Chart 3 displays overclaim errors in a slightly different format.[43] Income misreporting errors (excluding returns with other errors) comprised 35 percent of total overclaim costs. Qualifying child errors including returns with other errors comprised 53 percent of total overclaim costs. QC errors can be further subdivided into residency errors at 40 percent of total costs and other QC errors at 13 percent of total costs. Filing status errors to avoid EITC marriage penalties were 9.2 percent of total overclaim costs, and other errors comprised 2.8 percent.

 

Why Does the EITC Appear to Have More Fraud than Other Welfare Programs?

Each year, the IRS releases EITC audits that show improper payments due to error and fraud equaling about 25 percent of total benefit costs. Other welfare programs such as food stamps and public housing do not appear to have similar problems. What causes the difference? There are three reasons.

First, the IRS audits the EITC with remarkable accuracy and thoroughness. No other welfare program is audited in this fashion.

Second, the EITC is saddled with arbitrary bureaucratic rules that make fraud inevitable. The most significant counterproductive rule is that the IRS is required to make tens of millions of very large cash payments each year before income can be corroborated. No other welfare program operates under this type of restriction. Fortunately, this and other fraud-prone rules for the EITC can easily be fixed.

Third (and most important), the design of the EITC makes fraud easier to detect. In most welfare programs, the lower the earnings, the higher the benefits. A recipient who wishes to fraudulently obtain higher benefits must conceal earnings. To do this, the recipient may work “off the books” or may have working individuals in the household whose presence and earnings are not reported to the welfare agency. By contrast, to obtain the EITC, the recipient must have earnings. The most common form of EITC fraud is to report earnings that do not exist. It is much easier for an audit to find that claimed earnings are fictional than it is to discover hidden off-the-books income or unreported household members.

This asymmetry in detection means that EITC audits historically reveal far higher error and fraud rates than other welfare programs. In fact, the food stamp and public housing programs make no serious efforts to detect hidden earnings or hidden workers in the household; this allows them to claim low but illusory error rates. In reality, public housing and food stamps are unlikely to have lower fraud rates than the EITC has; they simply have lower rates of fraud detection. Moreover, the policies proposed in this paper could eliminate most EITC/ACTC fraud and errors. A reformed EITC/ACTC system would almost certainly have lower de facto fraud and error rates than other welfare programs have.

Are EITC Errors Due to the Technical Complexity of the Law?

There is a common argument that the EITC’s high error rate is due to the EITC law’s complexity. While some aspects of EITC eligibility are complex, the major errors shown in Table 1 are straightforward and rarely the result of technical complexity. For example, income misreporting occurs in 58 percent of overclaims, but income reporting in most cases is comparatively simple. According to the IRS:

[The existing data] provide good reason to believe that the income misreporting errors [found in the audit]…generally do not stem from complexity created by the EITC…. [F]or 96 percent of EITC claimants the correct amount of earned income can be determined by combining at most 4 line items from the front of the Form 1040…. Thus, for most taxpayers, the steps required to calculate income concepts for the EITC are fairly simple.[44]

Similarly, 40 percent of erroneous overclaim dollars involve “residency errors.”[45] Again, the law is not complex. As the EITC instructions clearly explain, the adult claimant must reside with the child for more than half of the year; if the he does not, the claim is invalid.[46] The EITC instructions issued by the IRS explain this simple point clearly, yet more than one in 10 EITC filers violates the rule.

*Task directions*. Continue the passage on EITC errors and fraud from the point where it stops.

*Raw data*.
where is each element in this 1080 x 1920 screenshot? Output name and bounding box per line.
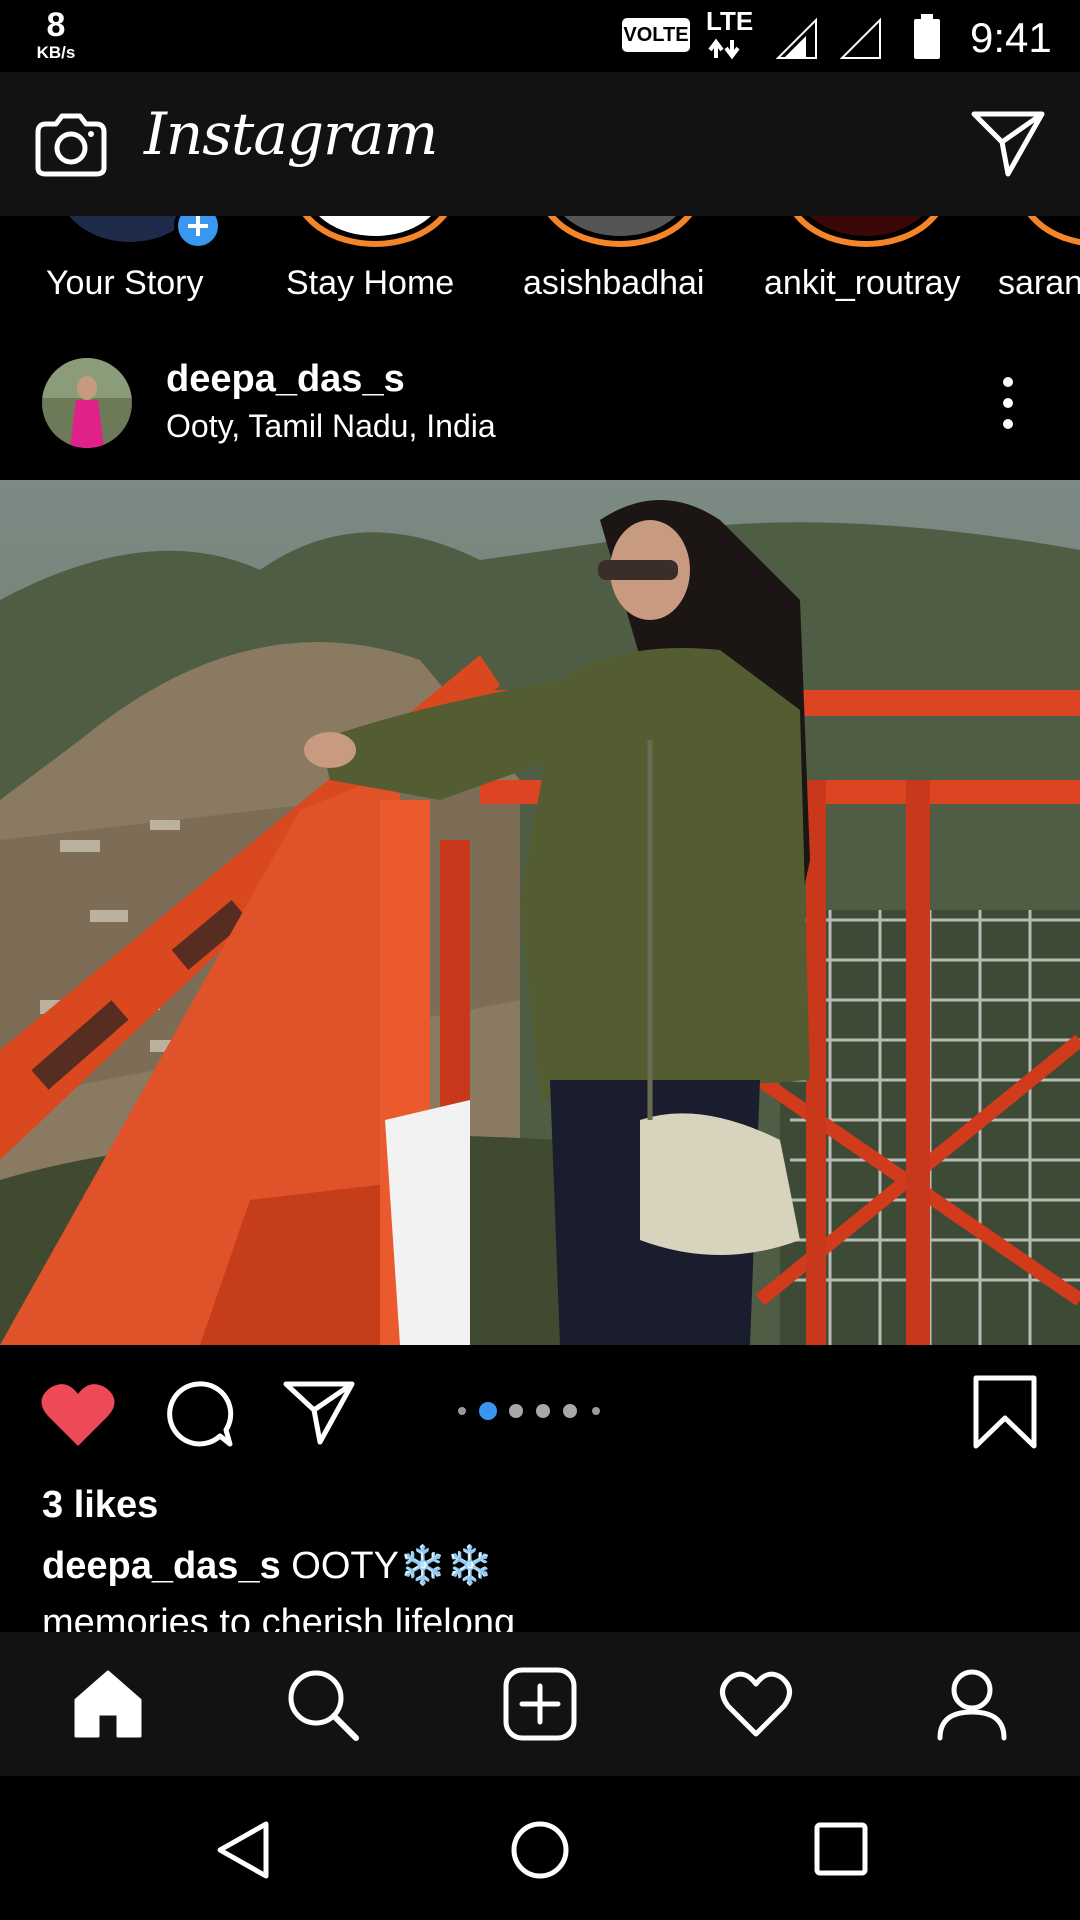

*Answer to the exercise*.
Some 2.6 percent of all EITC returns are erroneous because the adult does not have a legal relationship to the claimed child. Again, the rules are not complex and are clearly explained in the EITC instructions. The adult claiming the EITC can be any of the following: a parent, stepparent, foster parent, grandparent, aunt, uncle, older adult sibling, or older adult stepsibling; if he is none of these, the claim is invalid.[47]

Two-thirds of EITC claimants use a paid tax preparer,[48] but the error rates of self-prepared returns are actually slightly lower than the error rates for returns from a paid preparer.[49] This underscores the point that knowledge of EITC technicalities does not seem to be a principal factor in the high error rate.

The EITC code admittedly contains abstruse legal complexities. Particularly complex are the “tiebreaker” rules that govern situations in which more than one parent or relative can claim the EITC for a given child. But most of the tiebreaker rules were eliminated from the law during the 2006–2008 period covering the data in Table 1. Tiebreaker errors were responsible for only 0.8 percent of the overclaims in the 2006–2008 compliance audit.[50] At least 42 percent of all EITC claims in that audit had overclaims without any tiebreaker complexity. Finally, the reforms presented in this paper would greatly simplify EITC eligibility, removing tiebreaker issues and other complexities from the law.

Preventing Erroneous Payments Due to Income Misreporting

As noted, the EITC differs favorably from other means-tested aid programs: Individuals must report earned income to receive cash aid. Thus, in certain income ranges, the EITC can encourage apparent work effort. However, millions of individuals each year report nonexistent, nonverified, or inaccurate earnings to obtain EITC cash bonuses. Many of these individuals invent fictitious earnings (or less frequently underreport real earnings) to maximize their EITC welfare payments.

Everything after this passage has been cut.